Task requirements: Drop the pictures; give again exactly the lines from the one holding "Read all visible content and emit it as JSON." through the end of the data.

Records to process:
┄┄┄┄┄┄┄┄┄┄┄┄┄┄┄┄┄┄┄┄
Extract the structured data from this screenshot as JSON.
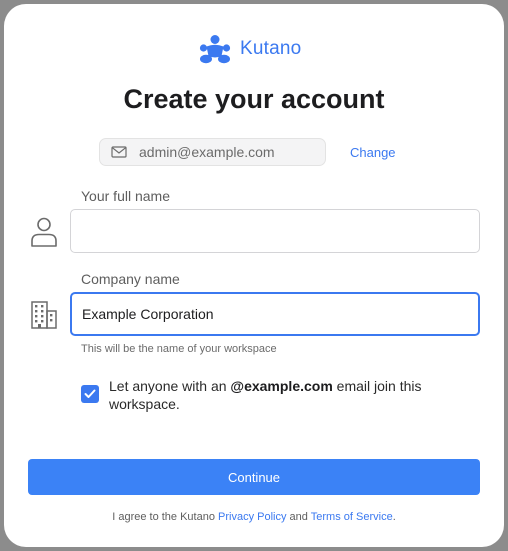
{
  "brand": {
    "name": "Kutano",
    "logo_icon": "people-group-icon",
    "accent": "#3b79f0"
  },
  "title": "Create your account",
  "account": {
    "email": "admin@example.com",
    "icon": "mail-icon",
    "change_label": "Change"
  },
  "full_name": {
    "label": "Your full name",
    "value": "",
    "icon": "person-icon"
  },
  "company": {
    "label": "Company name",
    "value": "Example Corporation",
    "hint": "This will be the name of your workspace",
    "icon": "building-icon"
  },
  "join_option": {
    "checked": true,
    "prefix": "Let anyone with an ",
    "domain": "@example.com",
    "suffix": " email join this workspace."
  },
  "continue_label": "Continue",
  "legal": {
    "prefix": "I agree to the Kutano ",
    "privacy_label": "Privacy Policy",
    "middle": " and ",
    "terms_label": "Terms of Service",
    "suffix": "."
  }
}
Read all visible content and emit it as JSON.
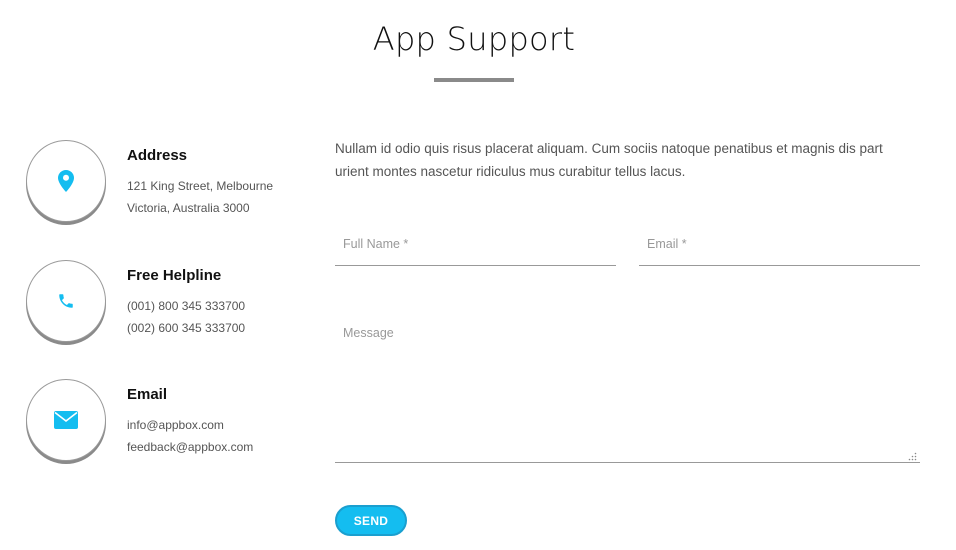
{
  "header": {
    "title": "App Support"
  },
  "colors": {
    "accent": "#14bdf0",
    "rule": "#8a8a8a",
    "ring": "#8a8a8a"
  },
  "contact": {
    "address": {
      "icon": "location-pin-icon",
      "heading": "Address",
      "lines": [
        "121 King Street, Melbourne",
        "Victoria, Australia 3000"
      ]
    },
    "helpline": {
      "icon": "phone-icon",
      "heading": "Free Helpline",
      "lines": [
        "(001) 800 345 333700",
        "(002) 600 345 333700"
      ]
    },
    "email": {
      "icon": "envelope-icon",
      "heading": "Email",
      "lines": [
        "info@appbox.com",
        "feedback@appbox.com"
      ]
    }
  },
  "form": {
    "intro": "Nullam id odio quis risus placerat aliquam. Cum sociis natoque penatibus et magnis dis part urient montes nascetur ridiculus mus curabitur tellus lacus.",
    "full_name": {
      "placeholder": "Full Name *",
      "value": ""
    },
    "email": {
      "placeholder": "Email *",
      "value": ""
    },
    "message": {
      "placeholder": "Message",
      "value": ""
    },
    "send_label": "SEND"
  }
}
┄┄┄┄┄┄┄┄┄┄┄┄┄┄┄┄┄┄┄┄
Answer below:
Read all visible content and emit it as JSON.
{
  "header": {
    "title": "App Support"
  },
  "colors": {
    "accent": "#14bdf0",
    "rule": "#8a8a8a",
    "ring": "#8a8a8a"
  },
  "contact": {
    "address": {
      "icon": "location-pin-icon",
      "heading": "Address",
      "lines": [
        "121 King Street, Melbourne",
        "Victoria, Australia 3000"
      ]
    },
    "helpline": {
      "icon": "phone-icon",
      "heading": "Free Helpline",
      "lines": [
        "(001) 800 345 333700",
        "(002) 600 345 333700"
      ]
    },
    "email": {
      "icon": "envelope-icon",
      "heading": "Email",
      "lines": [
        "info@appbox.com",
        "feedback@appbox.com"
      ]
    }
  },
  "form": {
    "intro": "Nullam id odio quis risus placerat aliquam. Cum sociis natoque penatibus et magnis dis part urient montes nascetur ridiculus mus curabitur tellus lacus.",
    "full_name": {
      "placeholder": "Full Name *",
      "value": ""
    },
    "email": {
      "placeholder": "Email *",
      "value": ""
    },
    "message": {
      "placeholder": "Message",
      "value": ""
    },
    "send_label": "SEND"
  }
}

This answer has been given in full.